Assignment: When the string "photo" is part of a line in the data below, report the whole line.

Records:
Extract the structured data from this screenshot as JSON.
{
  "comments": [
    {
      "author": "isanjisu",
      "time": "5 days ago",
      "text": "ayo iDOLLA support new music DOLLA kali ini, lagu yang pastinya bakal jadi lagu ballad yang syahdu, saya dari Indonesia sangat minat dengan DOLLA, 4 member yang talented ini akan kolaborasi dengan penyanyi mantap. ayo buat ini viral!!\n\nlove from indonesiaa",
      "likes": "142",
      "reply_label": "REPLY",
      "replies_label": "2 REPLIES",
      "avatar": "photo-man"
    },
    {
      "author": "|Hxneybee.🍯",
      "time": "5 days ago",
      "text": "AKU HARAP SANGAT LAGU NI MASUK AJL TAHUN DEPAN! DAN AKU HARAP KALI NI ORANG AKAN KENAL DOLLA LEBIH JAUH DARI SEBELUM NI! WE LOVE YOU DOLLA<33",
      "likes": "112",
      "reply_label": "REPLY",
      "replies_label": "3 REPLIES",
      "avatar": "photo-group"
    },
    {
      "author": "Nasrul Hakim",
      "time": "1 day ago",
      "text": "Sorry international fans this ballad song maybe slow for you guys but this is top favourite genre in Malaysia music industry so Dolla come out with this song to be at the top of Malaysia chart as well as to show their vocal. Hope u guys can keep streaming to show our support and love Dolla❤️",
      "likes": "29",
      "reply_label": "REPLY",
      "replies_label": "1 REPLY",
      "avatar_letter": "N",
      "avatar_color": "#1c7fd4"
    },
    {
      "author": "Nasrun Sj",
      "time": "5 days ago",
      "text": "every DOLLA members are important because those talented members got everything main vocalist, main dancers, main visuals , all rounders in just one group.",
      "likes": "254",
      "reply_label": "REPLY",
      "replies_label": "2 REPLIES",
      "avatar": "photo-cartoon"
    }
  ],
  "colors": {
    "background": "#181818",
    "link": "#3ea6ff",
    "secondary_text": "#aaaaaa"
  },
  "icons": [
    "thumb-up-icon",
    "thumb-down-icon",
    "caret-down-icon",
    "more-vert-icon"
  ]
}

Answer section:
      "avatar": "photo-man"
      "avatar": "photo-group"
      "avatar": "photo-cartoon"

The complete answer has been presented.